* [Texto apresentado]:

====================

Ao dono, indelegável, personalíssimo, o direito de ferrar. Algo solene, quase místico, manhãzinha, que de tarde o sol, a poeira e a fadiga do gado seriam por demais. O proprietário, tomando nas mãos o ferro-quente - um cabo bem comprido, com uma madeira na ponta ou um sabugo de milho a protegê-lo. O ferro em  ponto de brasa, marcava, de próspero, as reses recentes: as de compra e as de nascido.

O vaqueiro, no quinhão que lhe tocava (de cada cinco bezerros nascidos e criados, um para si; ou um em cada quatro; a variar, condições da terra), havia de ferrar, ele mesmo, com as mãos dele, a sorte dele. E com sua própria marca. Mas, de marca comum, no outro lado da rês, da banda esquerda, ferravam-nas, proprietário e vaqueiro, com a marca do santo, dita também da freguesia.

Conta-nos Euclides, em Os Sertões, sobre aquelas gentes, nós, iletrados, que sabíamos "ler" fluentemente qualquer marca de gado. Para os meninos da cidade grande: marca de gado, meu jovem, um ferro em brasa, o boi ali, subjugado; o ferro, rapidamente à perna-alta da rês, até fumacear num olor de carne-couro, chiante, queimante. Uns esturros de dor, no bicho. Passa-se-lhe, a “desinfetar”, um óleo rápido de carrapateira. É soltar... a ver criar e recriar — graças a Deus! Estas, parece, algumas notícias das mãos. Catálogos. E suas serifas. Arte. A arte dos ferros, tão vasta como a arte de decifrar o catálogo das naus dos aqueus, em Tróia, contra Tróia. E cavalos.

Reparava, meninote, na perna esquerda dos bois. Se um A ali, era de Anastácio, santo, o padroeiro de Tamboril, de lá, a rês. Um Q? De Quitéria, santa, padroeira, cidade do mesmo nome, vizinhança. Um S? Espere aí, meu caro, este boi é "meu" — Sebastião naturalmente, São Sebastião, «Ó mártir de Cristo,/ ó santo varão,/ livrai-nos da peste,/ São Sebastião!» —, janeiro, 20, padroeiro da Serra das Matas, dita outrora Vila da Telha, hoje Monsenhor Tabosa.

====================

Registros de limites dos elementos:

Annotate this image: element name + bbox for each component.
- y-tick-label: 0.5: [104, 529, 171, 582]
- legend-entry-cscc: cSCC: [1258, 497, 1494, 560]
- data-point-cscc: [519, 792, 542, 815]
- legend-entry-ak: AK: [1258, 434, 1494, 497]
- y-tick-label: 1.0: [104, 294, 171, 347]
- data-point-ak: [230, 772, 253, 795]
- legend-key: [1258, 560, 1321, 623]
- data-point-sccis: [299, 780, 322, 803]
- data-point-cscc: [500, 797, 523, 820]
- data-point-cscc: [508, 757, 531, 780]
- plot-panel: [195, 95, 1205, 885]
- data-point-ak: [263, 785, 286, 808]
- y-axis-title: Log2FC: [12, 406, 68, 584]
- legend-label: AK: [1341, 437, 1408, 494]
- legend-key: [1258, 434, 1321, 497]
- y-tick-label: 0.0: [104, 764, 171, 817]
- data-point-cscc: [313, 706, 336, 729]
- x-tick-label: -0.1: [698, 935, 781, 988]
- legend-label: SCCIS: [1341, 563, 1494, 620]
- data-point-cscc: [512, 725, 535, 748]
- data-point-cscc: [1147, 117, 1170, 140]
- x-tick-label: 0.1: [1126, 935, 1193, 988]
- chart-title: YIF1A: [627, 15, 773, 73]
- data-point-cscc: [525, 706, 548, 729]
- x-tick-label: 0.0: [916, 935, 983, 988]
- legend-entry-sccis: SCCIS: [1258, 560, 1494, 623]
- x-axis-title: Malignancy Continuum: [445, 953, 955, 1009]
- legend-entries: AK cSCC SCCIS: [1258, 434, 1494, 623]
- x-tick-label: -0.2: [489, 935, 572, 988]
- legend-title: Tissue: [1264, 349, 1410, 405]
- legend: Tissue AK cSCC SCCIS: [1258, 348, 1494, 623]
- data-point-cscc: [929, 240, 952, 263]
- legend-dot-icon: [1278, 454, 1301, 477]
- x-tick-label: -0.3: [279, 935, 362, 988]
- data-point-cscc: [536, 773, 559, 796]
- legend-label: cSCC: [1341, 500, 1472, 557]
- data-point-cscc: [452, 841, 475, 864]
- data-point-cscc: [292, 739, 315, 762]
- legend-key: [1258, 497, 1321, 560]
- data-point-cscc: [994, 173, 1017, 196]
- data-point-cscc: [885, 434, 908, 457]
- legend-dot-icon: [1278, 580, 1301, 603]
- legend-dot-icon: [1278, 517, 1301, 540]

====================

* [O que se pede]: Transcreva sem alterações, do texto sobre a marcação do gado, o trecho que vai de "Reparava, meninote, na" até "hoje Monsenhor Tabosa.".

* [Resposta completa]:
Reparava, meninote, na perna esquerda dos bois. Se um A ali, era de Anastácio, santo, o padroeiro de Tamboril, de lá, a rês. Um Q? De Quitéria, santa, padroeira, cidade do mesmo nome, vizinhança. Um S? Espere aí, meu caro, este boi é "meu" — Sebastião naturalmente, São Sebastião, «Ó mártir de Cristo,/ ó santo varão,/ livrai-nos da peste,/ São Sebastião!» —, janeiro, 20, padroeiro da Serra das Matas, dita outrora Vila da Telha, hoje Monsenhor Tabosa.